◆ Data to use:
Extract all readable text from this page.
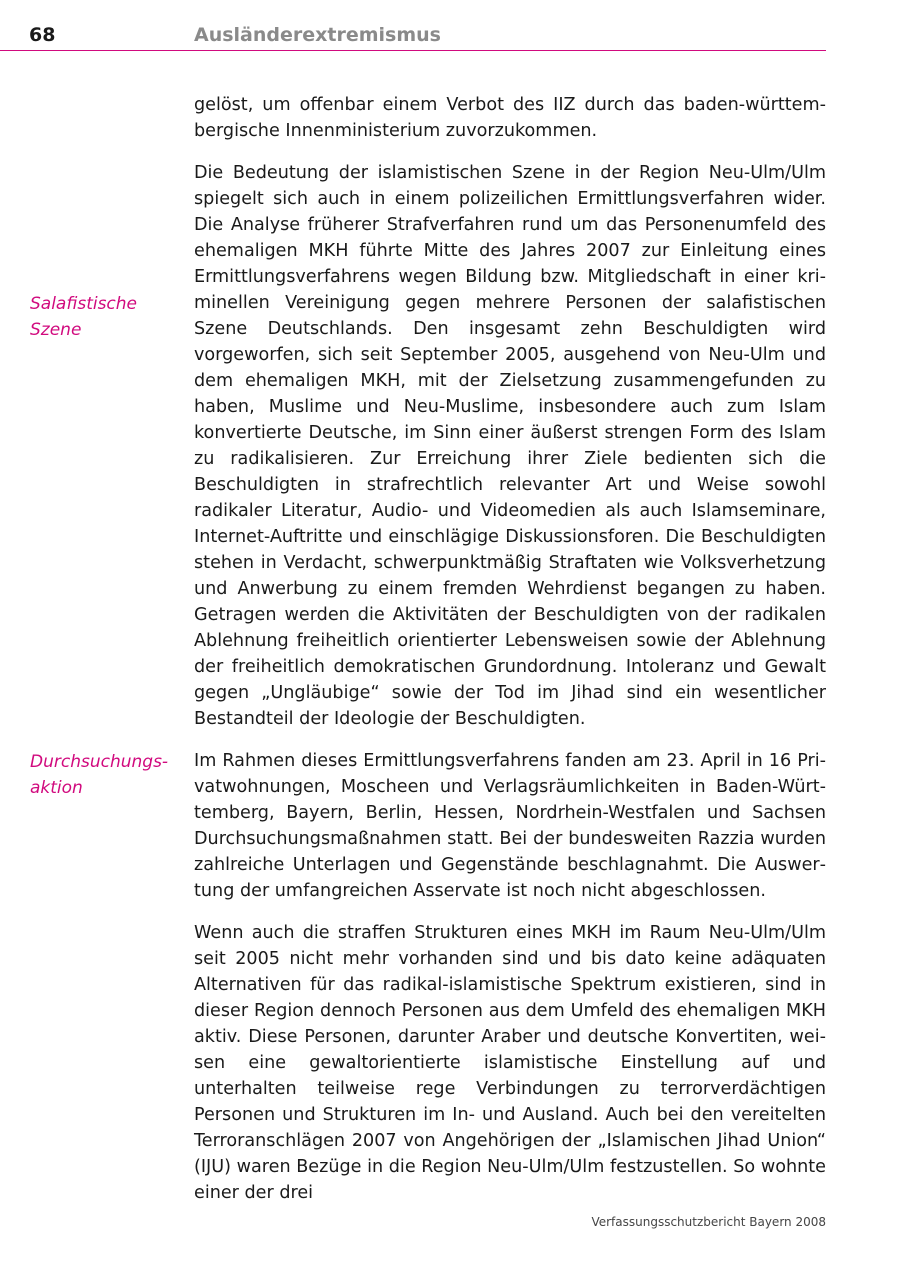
68	Ausländerextremismus

Salafistische
Szene

Durchsuchungs-
aktion

gelöst, um offenbar einem Verbot des IIZ durch das baden-württembergische Innenministerium zuvorzukommen.

Die Bedeutung der islamistischen Szene in der Region Neu-Ulm/Ulm spiegelt sich auch in einem polizeilichen Ermittlungsverfahren wider. Die Analyse früherer Strafverfahren rund um das Personenumfeld des ehemaligen MKH führte Mitte des Jahres 2007 zur Einleitung eines Ermittlungsverfahrens wegen Bildung bzw. Mitgliedschaft in einer kriminellen Vereinigung gegen mehrere Personen der salafistischen Szene Deutschlands. Den insgesamt zehn Beschuldigten wird vorgeworfen, sich seit September 2005, ausgehend von Neu-Ulm und dem ehemaligen MKH, mit der Zielsetzung zusammengefunden zu haben, Muslime und Neu-Muslime, insbesondere auch zum Islam konvertierte Deutsche, im Sinn einer äußerst strengen Form des Islam zu radikalisieren. Zur Erreichung ihrer Ziele bedienten sich die Beschuldigten in strafrechtlich relevanter Art und Weise sowohl radikaler Literatur, Audio- und Videomedien als auch Islamseminare, Internet-Auftritte und einschlägige Diskussionsforen. Die Beschuldigten stehen in Verdacht, schwerpunktmäßig Straftaten wie Volksverhetzung und Anwerbung zu einem fremden Wehrdienst begangen zu haben. Getragen werden die Aktivitäten der Beschuldigten von der radikalen Ablehnung freiheitlich orientierter Lebensweisen sowie der Ablehnung der freiheitlich demokratischen Grundordnung. Intoleranz und Gewalt gegen „Ungläubige“ sowie der Tod im Jihad sind ein wesentlicher Bestandteil der Ideologie der Beschuldigten.

Im Rahmen dieses Ermittlungsverfahrens fanden am 23. April in 16 Privatwohnungen, Moscheen und Verlagsräumlichkeiten in Baden-Württemberg, Bayern, Berlin, Hessen, Nordrhein-Westfalen und Sachsen Durchsuchungsmaßnahmen statt. Bei der bundesweiten Razzia wurden zahlreiche Unterlagen und Gegenstände beschlagnahmt. Die Auswertung der umfangreichen Asservate ist noch nicht abgeschlossen.

Wenn auch die straffen Strukturen eines MKH im Raum Neu-Ulm/Ulm seit 2005 nicht mehr vorhanden sind und bis dato keine adäquaten Alternativen für das radikal-islamistische Spektrum existieren, sind in dieser Region dennoch Personen aus dem Umfeld des ehemaligen MKH aktiv. Diese Personen, darunter Araber und deutsche Konvertiten, weisen eine gewaltorientierte islamistische Einstellung auf und unterhalten teilweise rege Verbindungen zu terrorverdächtigen Personen und Strukturen im In- und Ausland. Auch bei den vereitelten Terroranschlägen 2007 von Angehörigen der „Islamischen Jihad Union“ (IJU) waren Bezüge in die Region Neu-Ulm/Ulm festzustellen. So wohnte einer der drei

Verfassungsschutzbericht Bayern 2008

◆ Job: State only the count of lines above that hold the string "Bayern".

◆ Final answer: 2